[What you need to do] Quote the listing below in full and exactly as written, but omit every picture.

════════════════

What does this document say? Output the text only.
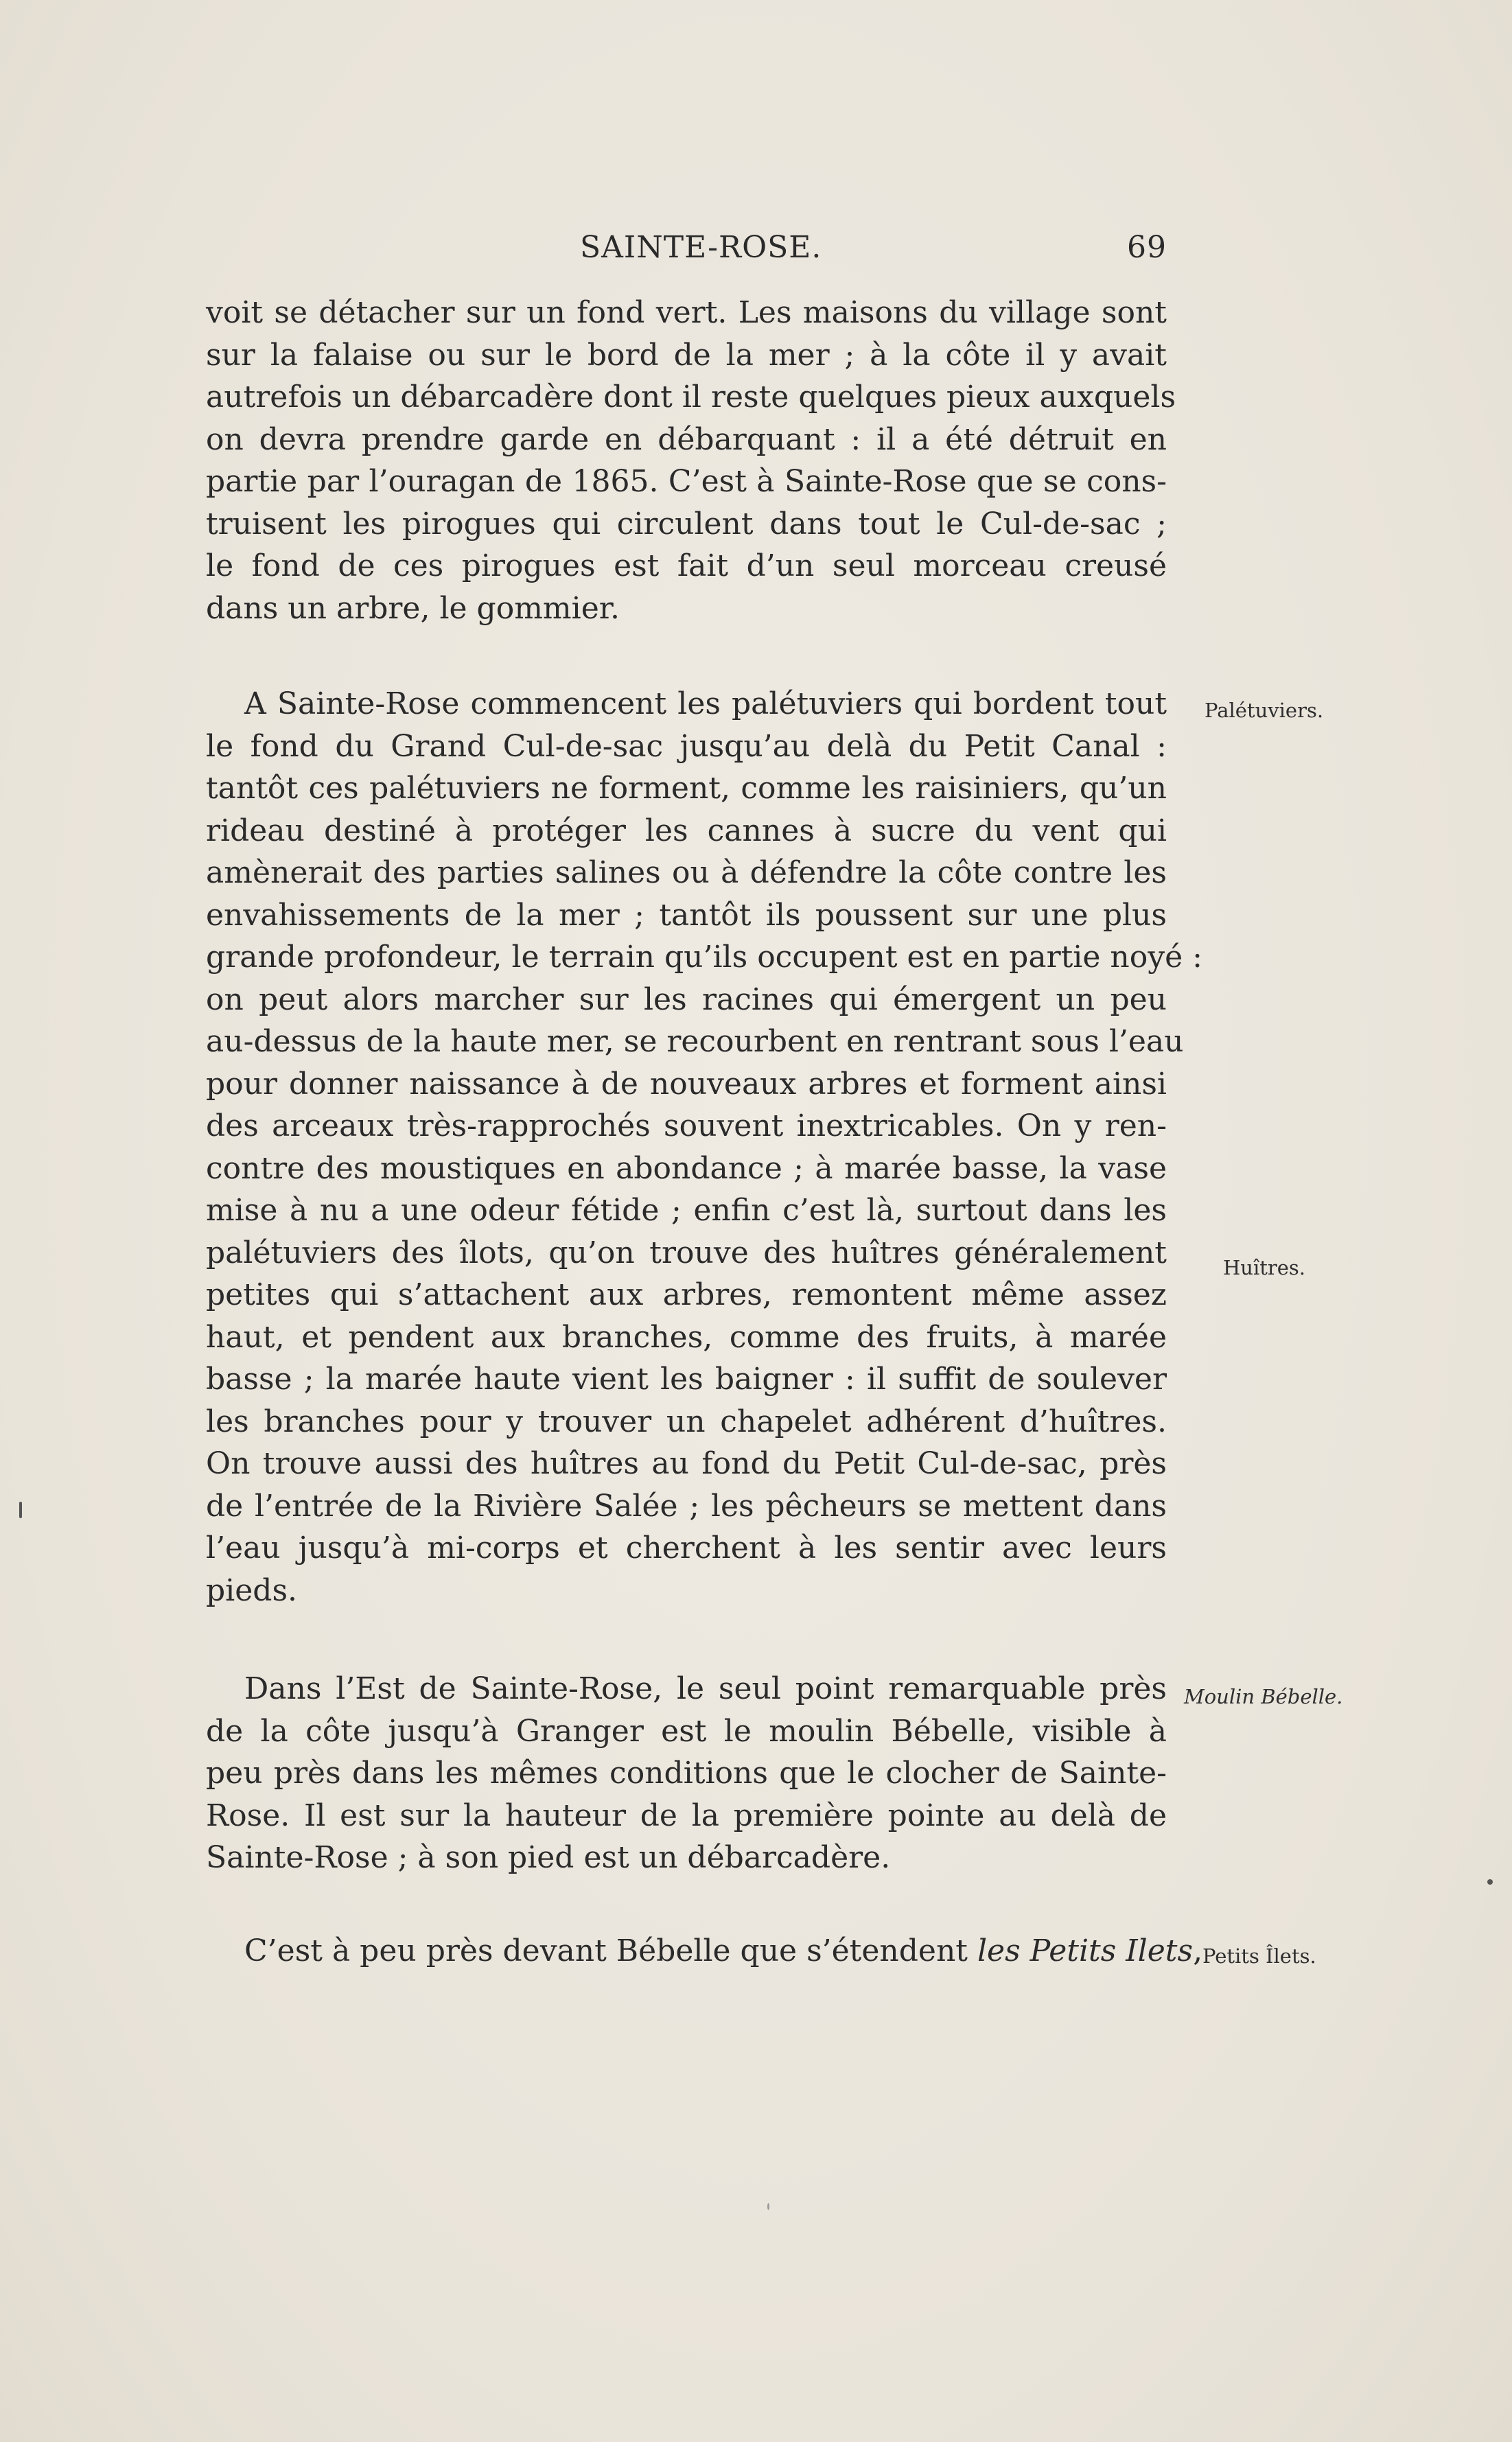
SAINTE-ROSE.	69
voit se détacher sur un fond vert. Les maisons du village sont
sur la falaise ou sur le bord de la mer ; à la côte il y avait
autrefois un débarcadère dont il reste quelques pieux auxquels
on devra prendre garde en débarquant : il a été détruit en
partie par l’ouragan de 1865. C’est à Sainte-Rose que se cons-
truisent les pirogues qui circulent dans tout le Cul-de-sac ;
le fond de ces pirogues est fait d’un seul morceau creusé
dans un arbre, le gommier.
A Sainte-Rose commencent les palétuviers qui bordent tout
le fond du Grand Cul-de-sac jusqu’au delà du Petit Canal :
tantôt ces palétuviers ne forment, comme les raisiniers, qu’un
rideau destiné à protéger les cannes à sucre du vent qui
amènerait des parties salines ou à défendre la côte contre les
envahissements de la mer ; tantôt ils poussent sur une plus
grande profondeur, le terrain qu’ils occupent est en partie noyé :
on peut alors marcher sur les racines qui émergent un peu
au-dessus de la haute mer, se recourbent en rentrant sous l’eau
pour donner naissance à de nouveaux arbres et forment ainsi
des arceaux très-rapprochés souvent inextricables. On y ren-
contre des moustiques en abondance ; à marée basse, la vase
mise à nu a une odeur fétide ; enfin c’est là, surtout dans les
palétuviers des îlots, qu’on trouve des huîtres généralement
petites qui s’attachent aux arbres, remontent même assez
haut, et pendent aux branches, comme des fruits, à marée
basse ; la marée haute vient les baigner : il suffit de soulever
les branches pour y trouver un chapelet adhérent d’huîtres.
On trouve aussi des huîtres au fond du Petit Cul-de-sac, près
de l’entrée de la Rivière Salée ; les pêcheurs se mettent dans
l’eau jusqu’à mi-corps et cherchent à les sentir avec leurs
pieds.
Dans l’Est de Sainte-Rose, le seul point remarquable près
de la côte jusqu’à Granger est le moulin Bébelle, visible à
peu près dans les mêmes conditions que le clocher de Sainte-
Rose. Il est sur la hauteur de la première pointe au delà de
Sainte-Rose ; à son pied est un débarcadère.
C’est à peu près devant Bébelle que s’étendent les Petits Ilets,
Palétuviers.
Huîtres.
Moulin Bébelle.
Petits Îlets.
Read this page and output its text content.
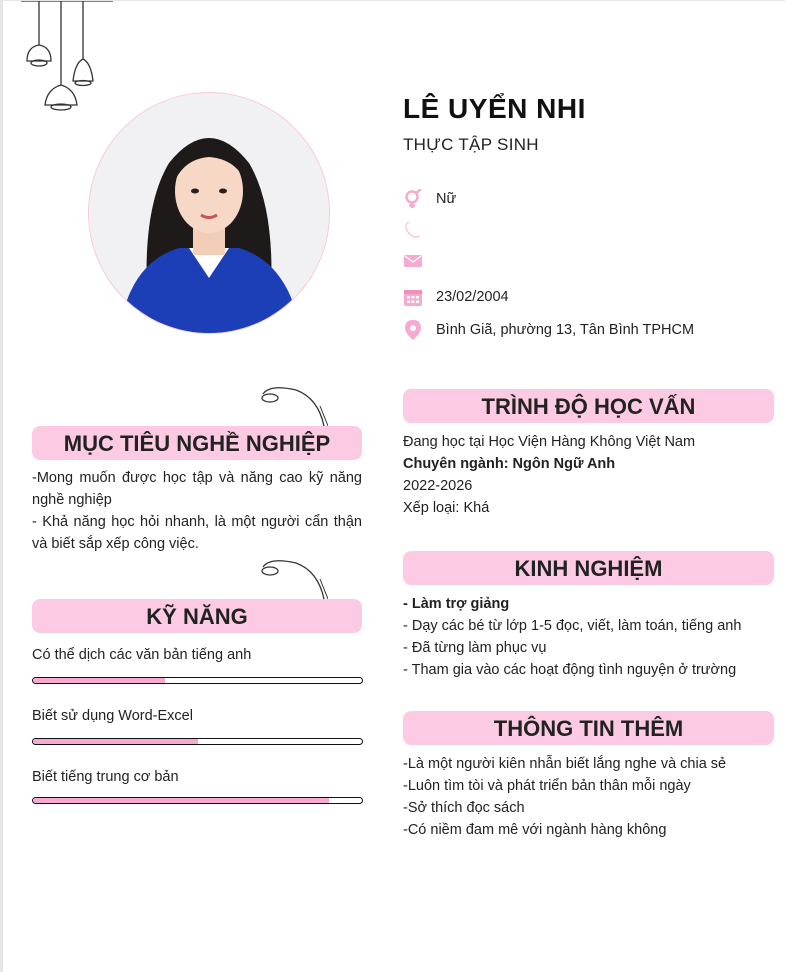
LÊ UYỂN NHI
THỰC TẬP SINH
Nữ
23/02/2004
Bình Giã, phường 13, Tân Bình TPHCM
MỤC TIÊU NGHỀ NGHIỆP
-Mong muốn được học tập và năng cao kỹ năng nghề nghiệp
- Khả năng học hỏi nhanh, là một người cẩn thận và biết sắp xếp công việc.
KỸ NĂNG
Có thể dịch các văn bản tiếng anh
Biết sử dụng Word-Excel
Biết tiếng trung cơ bản
TRÌNH ĐỘ HỌC VẤN
Đang học tại Học Viện Hàng Không Việt Nam
Chuyên ngành: Ngôn Ngữ Anh
2022-2026
Xếp loại: Khá
KINH NGHIỆM
- Làm trợ giảng
- Dạy các bé từ lớp 1-5 đọc, viết, làm toán, tiếng anh
- Đã từng làm phục vụ
- Tham gia vào các hoạt động tình nguyện ở trường
THÔNG TIN THÊM
-Là một người kiên nhẫn biết lắng nghe và chia sẻ
-Luôn tìm tòi và phát triển bản thân mỗi ngày
-Sở thích đọc sách
-Có niềm đam mê với ngành hàng không
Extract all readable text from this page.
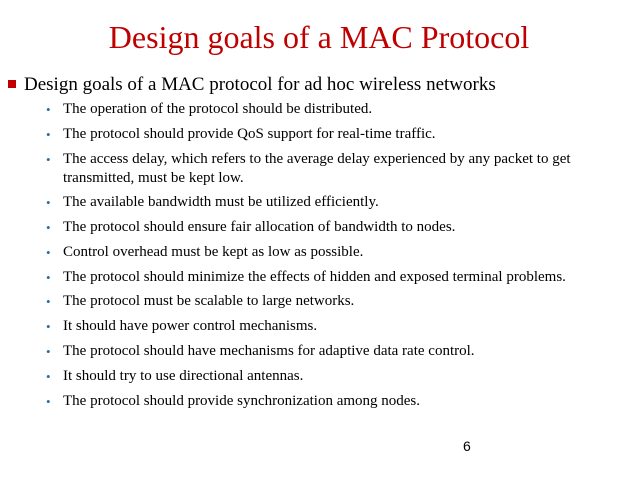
Design goals of a MAC Protocol
Design goals of a MAC protocol for ad hoc wireless networks
• The operation of the protocol should be distributed.
• The protocol should provide QoS support for real-time traffic.
• The access delay, which refers to the average delay experienced by any packet to get transmitted, must be kept low.
• The available bandwidth must be utilized efficiently.
• The protocol should ensure fair allocation of bandwidth to nodes.
• Control overhead must be kept as low as possible.
• The protocol should minimize the effects of hidden and exposed terminal problems.
• The protocol must be scalable to large networks.
• It should have power control mechanisms.
• The protocol should have mechanisms for adaptive data rate control.
• It should try to use directional antennas.
• The protocol should provide synchronization among nodes.
6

════════════════

[Answer to this task]
What does this document say? Output the text only.
SAINTE-ROSE.	69
voit se détacher sur un fond vert. Les maisons du village sont
sur la falaise ou sur le bord de la mer ; à la côte il y avait
autrefois un débarcadère dont il reste quelques pieux auxquels
on devra prendre garde en débarquant : il a été détruit en
partie par l’ouragan de 1865. C’est à Sainte-Rose que se cons-
truisent les pirogues qui circulent dans tout le Cul-de-sac ;
le fond de ces pirogues est fait d’un seul morceau creusé
dans un arbre, le gommier.
A Sainte-Rose commencent les palétuviers qui bordent tout
le fond du Grand Cul-de-sac jusqu’au delà du Petit Canal :
tantôt ces palétuviers ne forment, comme les raisiniers, qu’un
rideau destiné à protéger les cannes à sucre du vent qui
amènerait des parties salines ou à défendre la côte contre les
envahissements de la mer ; tantôt ils poussent sur une plus
grande profondeur, le terrain qu’ils occupent est en partie noyé :
on peut alors marcher sur les racines qui émergent un peu
au-dessus de la haute mer, se recourbent en rentrant sous l’eau
pour donner naissance à de nouveaux arbres et forment ainsi
des arceaux très-rapprochés souvent inextricables. On y ren-
contre des moustiques en abondance ; à marée basse, la vase
mise à nu a une odeur fétide ; enfin c’est là, surtout dans les
palétuviers des îlots, qu’on trouve des huîtres généralement
petites qui s’attachent aux arbres, remontent même assez
haut, et pendent aux branches, comme des fruits, à marée
basse ; la marée haute vient les baigner : il suffit de soulever
les branches pour y trouver un chapelet adhérent d’huîtres.
On trouve aussi des huîtres au fond du Petit Cul-de-sac, près
de l’entrée de la Rivière Salée ; les pêcheurs se mettent dans
l’eau jusqu’à mi-corps et cherchent à les sentir avec leurs
pieds.
Dans l’Est de Sainte-Rose, le seul point remarquable près
de la côte jusqu’à Granger est le moulin Bébelle, visible à
peu près dans les mêmes conditions que le clocher de Sainte-
Rose. Il est sur la hauteur de la première pointe au delà de
Sainte-Rose ; à son pied est un débarcadère.
C’est à peu près devant Bébelle que s’étendent les Petits Ilets,
Palétuviers.
Huîtres.
Moulin Bébelle.
Petits Îlets.
Read this page and output its text content.
LÊ UYỂN NHI
THỰC TẬP SINH
Nữ
23/02/2004
Bình Giã, phường 13, Tân Bình TPHCM
MỤC TIÊU NGHỀ NGHIỆP
-Mong muốn được học tập và năng cao kỹ năng nghề nghiệp
- Khả năng học hỏi nhanh, là một người cẩn thận và biết sắp xếp công việc.
KỸ NĂNG
Có thể dịch các văn bản tiếng anh
Biết sử dụng Word-Excel
Biết tiếng trung cơ bản
TRÌNH ĐỘ HỌC VẤN
Đang học tại Học Viện Hàng Không Việt Nam
Chuyên ngành: Ngôn Ngữ Anh
2022-2026
Xếp loại: Khá
KINH NGHIỆM
- Làm trợ giảng
- Dạy các bé từ lớp 1-5 đọc, viết, làm toán, tiếng anh
- Đã từng làm phục vụ
- Tham gia vào các hoạt động tình nguyện ở trường
THÔNG TIN THÊM
-Là một người kiên nhẫn biết lắng nghe và chia sẻ
-Luôn tìm tòi và phát triển bản thân mỗi ngày
-Sở thích đọc sách
-Có niềm đam mê với ngành hàng không
Extract all readable text from this page.
Design goals of a MAC Protocol
Design goals of a MAC protocol for ad hoc wireless networks
• The operation of the protocol should be distributed.
• The protocol should provide QoS support for real-time traffic.
• The access delay, which refers to the average delay experienced by any packet to get transmitted, must be kept low.
• The available bandwidth must be utilized efficiently.
• The protocol should ensure fair allocation of bandwidth to nodes.
• Control overhead must be kept as low as possible.
• The protocol should minimize the effects of hidden and exposed terminal problems.
• The protocol must be scalable to large networks.
• It should have power control mechanisms.
• The protocol should have mechanisms for adaptive data rate control.
• It should try to use directional antennas.
• The protocol should provide synchronization among nodes.
6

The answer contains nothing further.